▶ **The problem**: Wherever "title" appears in a line, list that line.

--- Start Data to use ---

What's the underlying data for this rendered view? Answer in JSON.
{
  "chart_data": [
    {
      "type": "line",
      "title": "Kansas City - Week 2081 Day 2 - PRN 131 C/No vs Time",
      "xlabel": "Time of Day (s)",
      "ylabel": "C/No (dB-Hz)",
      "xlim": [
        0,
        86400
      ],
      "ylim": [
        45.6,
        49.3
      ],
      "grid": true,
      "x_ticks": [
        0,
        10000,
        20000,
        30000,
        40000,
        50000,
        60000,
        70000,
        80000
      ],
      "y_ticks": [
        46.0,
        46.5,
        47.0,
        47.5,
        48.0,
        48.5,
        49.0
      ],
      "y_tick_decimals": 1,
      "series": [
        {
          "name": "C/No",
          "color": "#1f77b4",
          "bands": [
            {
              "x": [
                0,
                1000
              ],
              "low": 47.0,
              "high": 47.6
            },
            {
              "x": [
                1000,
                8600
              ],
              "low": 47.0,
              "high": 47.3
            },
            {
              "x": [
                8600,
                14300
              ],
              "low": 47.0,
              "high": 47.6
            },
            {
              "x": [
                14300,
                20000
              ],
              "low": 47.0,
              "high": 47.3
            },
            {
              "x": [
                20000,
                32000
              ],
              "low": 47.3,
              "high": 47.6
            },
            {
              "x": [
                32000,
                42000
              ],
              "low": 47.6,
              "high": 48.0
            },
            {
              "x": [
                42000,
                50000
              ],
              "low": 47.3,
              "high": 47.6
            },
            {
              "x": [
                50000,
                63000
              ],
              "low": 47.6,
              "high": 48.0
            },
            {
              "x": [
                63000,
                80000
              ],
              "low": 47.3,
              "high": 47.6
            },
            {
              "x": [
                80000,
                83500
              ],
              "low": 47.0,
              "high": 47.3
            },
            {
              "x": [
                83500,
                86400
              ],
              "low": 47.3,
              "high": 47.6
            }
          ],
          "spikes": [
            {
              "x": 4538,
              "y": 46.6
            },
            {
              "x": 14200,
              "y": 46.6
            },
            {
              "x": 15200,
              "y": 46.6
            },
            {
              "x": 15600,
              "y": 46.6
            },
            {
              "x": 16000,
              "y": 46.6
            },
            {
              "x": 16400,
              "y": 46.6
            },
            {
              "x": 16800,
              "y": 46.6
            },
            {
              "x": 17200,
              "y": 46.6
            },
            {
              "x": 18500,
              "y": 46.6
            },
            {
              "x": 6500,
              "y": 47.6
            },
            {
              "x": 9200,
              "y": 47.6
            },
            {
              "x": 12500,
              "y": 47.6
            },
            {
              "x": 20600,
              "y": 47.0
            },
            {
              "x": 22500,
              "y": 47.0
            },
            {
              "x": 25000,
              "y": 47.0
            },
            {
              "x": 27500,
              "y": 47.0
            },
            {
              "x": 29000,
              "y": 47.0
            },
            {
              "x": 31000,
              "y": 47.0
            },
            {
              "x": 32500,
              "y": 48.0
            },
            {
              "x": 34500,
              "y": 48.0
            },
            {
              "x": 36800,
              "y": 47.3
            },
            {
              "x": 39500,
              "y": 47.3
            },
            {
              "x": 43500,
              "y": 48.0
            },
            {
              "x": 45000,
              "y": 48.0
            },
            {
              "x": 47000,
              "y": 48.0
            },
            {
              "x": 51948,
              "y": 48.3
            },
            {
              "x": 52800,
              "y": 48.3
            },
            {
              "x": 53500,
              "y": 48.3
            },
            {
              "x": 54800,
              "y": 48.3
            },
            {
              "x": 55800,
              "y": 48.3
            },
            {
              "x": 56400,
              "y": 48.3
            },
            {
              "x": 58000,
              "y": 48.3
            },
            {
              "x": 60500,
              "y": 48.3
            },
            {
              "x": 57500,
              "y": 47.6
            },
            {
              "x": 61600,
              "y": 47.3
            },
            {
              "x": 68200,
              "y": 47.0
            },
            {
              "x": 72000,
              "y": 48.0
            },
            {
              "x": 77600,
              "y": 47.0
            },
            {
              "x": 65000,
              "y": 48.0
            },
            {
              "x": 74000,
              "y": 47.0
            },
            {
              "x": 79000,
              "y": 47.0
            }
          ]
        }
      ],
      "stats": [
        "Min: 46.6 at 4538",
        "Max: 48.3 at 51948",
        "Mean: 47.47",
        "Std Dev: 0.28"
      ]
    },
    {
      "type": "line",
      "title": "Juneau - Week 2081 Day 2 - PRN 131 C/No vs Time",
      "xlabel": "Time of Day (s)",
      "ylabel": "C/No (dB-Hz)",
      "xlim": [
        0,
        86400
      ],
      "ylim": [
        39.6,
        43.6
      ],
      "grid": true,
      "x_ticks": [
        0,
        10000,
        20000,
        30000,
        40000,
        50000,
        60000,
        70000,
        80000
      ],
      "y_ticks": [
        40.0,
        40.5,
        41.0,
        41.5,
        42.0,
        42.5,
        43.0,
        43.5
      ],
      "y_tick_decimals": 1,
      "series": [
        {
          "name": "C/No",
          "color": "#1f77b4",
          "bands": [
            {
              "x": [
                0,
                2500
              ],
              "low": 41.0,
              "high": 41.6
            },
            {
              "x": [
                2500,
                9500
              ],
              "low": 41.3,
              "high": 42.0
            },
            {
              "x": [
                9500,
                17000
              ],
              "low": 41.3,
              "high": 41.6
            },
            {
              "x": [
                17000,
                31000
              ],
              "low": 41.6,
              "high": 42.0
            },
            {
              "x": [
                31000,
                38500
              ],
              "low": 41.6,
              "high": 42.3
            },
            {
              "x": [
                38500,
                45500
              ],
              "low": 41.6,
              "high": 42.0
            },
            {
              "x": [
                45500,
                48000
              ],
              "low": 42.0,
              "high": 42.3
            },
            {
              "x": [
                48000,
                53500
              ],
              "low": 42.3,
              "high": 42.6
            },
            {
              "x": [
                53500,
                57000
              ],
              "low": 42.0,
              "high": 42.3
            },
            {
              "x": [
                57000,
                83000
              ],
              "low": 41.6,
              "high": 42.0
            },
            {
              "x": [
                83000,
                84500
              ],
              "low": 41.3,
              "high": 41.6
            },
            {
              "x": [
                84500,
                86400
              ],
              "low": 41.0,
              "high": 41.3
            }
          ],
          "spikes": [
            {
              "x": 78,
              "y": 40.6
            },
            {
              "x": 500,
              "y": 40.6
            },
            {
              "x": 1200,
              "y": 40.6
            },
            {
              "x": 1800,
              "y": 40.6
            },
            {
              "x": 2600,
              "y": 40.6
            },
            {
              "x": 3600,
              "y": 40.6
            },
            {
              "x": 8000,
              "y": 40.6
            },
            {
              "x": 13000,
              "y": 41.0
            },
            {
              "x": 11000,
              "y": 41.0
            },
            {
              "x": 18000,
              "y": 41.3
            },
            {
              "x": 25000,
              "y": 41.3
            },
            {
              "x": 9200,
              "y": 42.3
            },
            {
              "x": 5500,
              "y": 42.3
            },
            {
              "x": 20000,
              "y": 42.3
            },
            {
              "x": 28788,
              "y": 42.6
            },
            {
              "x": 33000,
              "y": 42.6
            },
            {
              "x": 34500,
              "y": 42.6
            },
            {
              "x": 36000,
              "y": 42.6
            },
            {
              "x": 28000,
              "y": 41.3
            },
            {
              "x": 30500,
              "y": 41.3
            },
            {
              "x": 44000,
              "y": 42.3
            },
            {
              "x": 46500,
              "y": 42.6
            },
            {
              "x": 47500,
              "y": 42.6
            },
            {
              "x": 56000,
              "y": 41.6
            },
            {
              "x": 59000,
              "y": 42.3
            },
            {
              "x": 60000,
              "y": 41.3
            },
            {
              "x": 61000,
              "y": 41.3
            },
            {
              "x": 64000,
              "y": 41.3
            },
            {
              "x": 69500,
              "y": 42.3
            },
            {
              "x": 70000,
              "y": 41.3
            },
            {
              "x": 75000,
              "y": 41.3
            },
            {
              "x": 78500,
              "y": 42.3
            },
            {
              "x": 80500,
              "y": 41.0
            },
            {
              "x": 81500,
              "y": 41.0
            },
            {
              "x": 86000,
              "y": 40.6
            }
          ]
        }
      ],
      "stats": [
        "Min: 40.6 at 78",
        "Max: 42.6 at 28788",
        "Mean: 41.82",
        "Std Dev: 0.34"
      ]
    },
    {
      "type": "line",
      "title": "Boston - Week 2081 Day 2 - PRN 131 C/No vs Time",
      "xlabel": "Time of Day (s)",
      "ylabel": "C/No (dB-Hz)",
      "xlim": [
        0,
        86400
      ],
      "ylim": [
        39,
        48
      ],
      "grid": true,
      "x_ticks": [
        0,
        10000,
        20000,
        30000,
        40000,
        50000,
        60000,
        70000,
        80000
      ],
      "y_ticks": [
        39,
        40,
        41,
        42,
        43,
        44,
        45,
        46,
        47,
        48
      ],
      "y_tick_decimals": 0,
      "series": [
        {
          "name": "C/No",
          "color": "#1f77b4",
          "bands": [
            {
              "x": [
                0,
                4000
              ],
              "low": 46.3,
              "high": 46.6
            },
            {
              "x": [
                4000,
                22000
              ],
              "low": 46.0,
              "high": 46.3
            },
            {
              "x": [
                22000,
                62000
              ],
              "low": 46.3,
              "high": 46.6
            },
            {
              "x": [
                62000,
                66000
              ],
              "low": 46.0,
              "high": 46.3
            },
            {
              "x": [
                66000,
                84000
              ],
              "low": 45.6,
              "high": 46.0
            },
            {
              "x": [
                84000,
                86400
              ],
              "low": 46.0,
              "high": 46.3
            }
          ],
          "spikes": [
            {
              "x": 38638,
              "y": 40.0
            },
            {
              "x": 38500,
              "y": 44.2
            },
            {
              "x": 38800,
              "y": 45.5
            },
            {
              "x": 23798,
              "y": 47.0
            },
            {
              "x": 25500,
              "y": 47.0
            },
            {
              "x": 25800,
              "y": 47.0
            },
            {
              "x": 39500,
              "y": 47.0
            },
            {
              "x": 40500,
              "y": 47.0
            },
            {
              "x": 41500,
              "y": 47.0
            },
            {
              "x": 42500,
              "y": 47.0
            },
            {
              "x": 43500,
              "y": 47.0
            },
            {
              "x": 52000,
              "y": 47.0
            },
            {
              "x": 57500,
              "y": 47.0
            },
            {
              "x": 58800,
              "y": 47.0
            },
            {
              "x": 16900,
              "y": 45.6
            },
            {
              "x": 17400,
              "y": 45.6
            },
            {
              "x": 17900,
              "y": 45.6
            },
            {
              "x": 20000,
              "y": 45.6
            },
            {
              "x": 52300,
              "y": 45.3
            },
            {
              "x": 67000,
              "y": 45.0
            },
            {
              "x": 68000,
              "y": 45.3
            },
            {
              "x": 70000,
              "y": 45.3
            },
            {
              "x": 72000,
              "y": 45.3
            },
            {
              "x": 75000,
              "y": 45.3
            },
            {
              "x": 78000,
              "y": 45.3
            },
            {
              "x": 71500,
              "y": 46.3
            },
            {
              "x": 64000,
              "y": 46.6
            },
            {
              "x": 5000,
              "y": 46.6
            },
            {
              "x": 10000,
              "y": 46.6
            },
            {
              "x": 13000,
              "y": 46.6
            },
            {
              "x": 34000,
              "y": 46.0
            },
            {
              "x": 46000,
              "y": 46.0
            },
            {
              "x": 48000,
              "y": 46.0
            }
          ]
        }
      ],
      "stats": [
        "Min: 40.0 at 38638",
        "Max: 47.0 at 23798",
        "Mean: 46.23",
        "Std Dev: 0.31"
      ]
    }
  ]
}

--- End Data to use ---

▶ **Reply to the exercise**:
      "title": "Kansas City - Week 2081 Day 2 - PRN 131 C/No vs Time",
      "title": "Juneau - Week 2081 Day 2 - PRN 131 C/No vs Time",
      "title": "Boston - Week 2081 Day 2 - PRN 131 C/No vs Time",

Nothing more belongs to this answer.